== Exercise ==
Pull out every line below that holds the word "name".

........

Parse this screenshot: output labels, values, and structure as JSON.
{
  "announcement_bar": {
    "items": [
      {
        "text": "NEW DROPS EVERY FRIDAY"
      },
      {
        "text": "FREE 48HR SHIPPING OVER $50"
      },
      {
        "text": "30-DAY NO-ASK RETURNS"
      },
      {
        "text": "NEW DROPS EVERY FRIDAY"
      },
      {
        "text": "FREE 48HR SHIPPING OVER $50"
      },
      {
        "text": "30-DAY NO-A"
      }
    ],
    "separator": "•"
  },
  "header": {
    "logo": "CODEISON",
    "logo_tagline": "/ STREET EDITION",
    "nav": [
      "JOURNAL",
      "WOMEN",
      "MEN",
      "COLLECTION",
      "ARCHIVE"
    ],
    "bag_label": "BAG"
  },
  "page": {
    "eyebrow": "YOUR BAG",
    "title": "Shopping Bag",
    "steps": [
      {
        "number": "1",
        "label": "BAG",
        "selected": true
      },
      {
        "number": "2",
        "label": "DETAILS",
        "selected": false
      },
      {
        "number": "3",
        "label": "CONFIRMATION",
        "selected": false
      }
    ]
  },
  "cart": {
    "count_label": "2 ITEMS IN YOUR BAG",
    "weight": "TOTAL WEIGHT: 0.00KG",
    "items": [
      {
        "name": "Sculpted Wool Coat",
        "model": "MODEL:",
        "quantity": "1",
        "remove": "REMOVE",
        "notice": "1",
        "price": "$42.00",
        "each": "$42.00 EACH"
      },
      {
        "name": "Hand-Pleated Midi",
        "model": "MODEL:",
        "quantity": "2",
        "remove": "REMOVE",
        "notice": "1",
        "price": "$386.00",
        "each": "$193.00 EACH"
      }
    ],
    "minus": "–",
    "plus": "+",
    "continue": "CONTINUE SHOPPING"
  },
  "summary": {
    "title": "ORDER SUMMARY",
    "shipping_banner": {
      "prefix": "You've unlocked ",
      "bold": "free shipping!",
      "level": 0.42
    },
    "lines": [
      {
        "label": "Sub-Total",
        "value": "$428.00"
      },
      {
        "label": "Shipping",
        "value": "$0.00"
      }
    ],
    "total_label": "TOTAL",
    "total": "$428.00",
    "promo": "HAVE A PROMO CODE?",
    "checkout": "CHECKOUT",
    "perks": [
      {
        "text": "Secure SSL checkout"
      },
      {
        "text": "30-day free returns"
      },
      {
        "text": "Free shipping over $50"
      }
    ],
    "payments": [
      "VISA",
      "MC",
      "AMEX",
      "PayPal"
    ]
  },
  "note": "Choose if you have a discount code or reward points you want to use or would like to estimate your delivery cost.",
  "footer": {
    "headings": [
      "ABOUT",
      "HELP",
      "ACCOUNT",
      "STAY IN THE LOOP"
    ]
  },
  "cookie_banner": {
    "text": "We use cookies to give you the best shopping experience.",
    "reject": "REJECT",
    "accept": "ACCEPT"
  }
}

........

== Task result ==
        "name": "Sculpted Wool Coat",
        "name": "Hand-Pleated Midi",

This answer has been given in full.